[Information provided]
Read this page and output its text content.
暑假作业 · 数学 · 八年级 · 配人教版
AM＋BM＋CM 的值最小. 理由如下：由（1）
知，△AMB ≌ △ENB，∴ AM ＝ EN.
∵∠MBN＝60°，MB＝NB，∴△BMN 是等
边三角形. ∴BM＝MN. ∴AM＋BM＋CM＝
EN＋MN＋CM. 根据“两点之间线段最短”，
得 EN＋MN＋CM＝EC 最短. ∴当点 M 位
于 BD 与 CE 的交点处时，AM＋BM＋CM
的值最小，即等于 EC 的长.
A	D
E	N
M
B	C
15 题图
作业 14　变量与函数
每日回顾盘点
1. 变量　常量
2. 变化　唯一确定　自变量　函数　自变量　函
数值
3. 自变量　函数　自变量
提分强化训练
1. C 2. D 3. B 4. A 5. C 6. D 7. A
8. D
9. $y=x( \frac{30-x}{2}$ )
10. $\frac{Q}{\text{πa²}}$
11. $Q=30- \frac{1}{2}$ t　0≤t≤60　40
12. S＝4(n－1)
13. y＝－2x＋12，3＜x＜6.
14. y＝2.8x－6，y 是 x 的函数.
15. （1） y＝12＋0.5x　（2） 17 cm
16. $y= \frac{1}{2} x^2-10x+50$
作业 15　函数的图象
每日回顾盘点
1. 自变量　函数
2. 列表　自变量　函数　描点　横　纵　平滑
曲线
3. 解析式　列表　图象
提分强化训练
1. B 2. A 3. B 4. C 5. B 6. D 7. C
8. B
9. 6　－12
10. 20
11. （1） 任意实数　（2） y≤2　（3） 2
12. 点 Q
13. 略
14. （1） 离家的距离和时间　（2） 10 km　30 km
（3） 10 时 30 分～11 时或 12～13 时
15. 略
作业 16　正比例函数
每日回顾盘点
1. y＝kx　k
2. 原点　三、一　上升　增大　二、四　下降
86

[To do]
Copy out the whole listing exactly.

[The reply]
Read this page and output its text content.
暑假作业 · 数学 · 八年级 · 配人教版
AM＋BM＋CM 的值最小. 理由如下：由（1）
知，△AMB ≌ △ENB，∴ AM ＝ EN.
∵∠MBN＝60°，MB＝NB，∴△BMN 是等
边三角形. ∴BM＝MN. ∴AM＋BM＋CM＝
EN＋MN＋CM. 根据“两点之间线段最短”，
得 EN＋MN＋CM＝EC 最短. ∴当点 M 位
于 BD 与 CE 的交点处时，AM＋BM＋CM
的值最小，即等于 EC 的长.
A	D
E	N
M
B	C
15 题图
作业 14　变量与函数
每日回顾盘点
1. 变量　常量
2. 变化　唯一确定　自变量　函数　自变量　函
数值
3. 自变量　函数　自变量
提分强化训练
1. C 2. D 3. B 4. A 5. C 6. D 7. A
8. D
9. $y=x( \frac{30-x}{2}$ )
10. $\frac{Q}{\text{πa²}}$
11. $Q=30- \frac{1}{2}$ t　0≤t≤60　40
12. S＝4(n－1)
13. y＝－2x＋12，3＜x＜6.
14. y＝2.8x－6，y 是 x 的函数.
15. （1） y＝12＋0.5x　（2） 17 cm
16. $y= \frac{1}{2} x^2-10x+50$
作业 15　函数的图象
每日回顾盘点
1. 自变量　函数
2. 列表　自变量　函数　描点　横　纵　平滑
曲线
3. 解析式　列表　图象
提分强化训练
1. B 2. A 3. B 4. C 5. B 6. D 7. C
8. B
9. 6　－12
10. 20
11. （1） 任意实数　（2） y≤2　（3） 2
12. 点 Q
13. 略
14. （1） 离家的距离和时间　（2） 10 km　30 km
（3） 10 时 30 分～11 时或 12～13 时
15. 略
作业 16　正比例函数
每日回顾盘点
1. y＝kx　k
2. 原点　三、一　上升　增大　二、四　下降
86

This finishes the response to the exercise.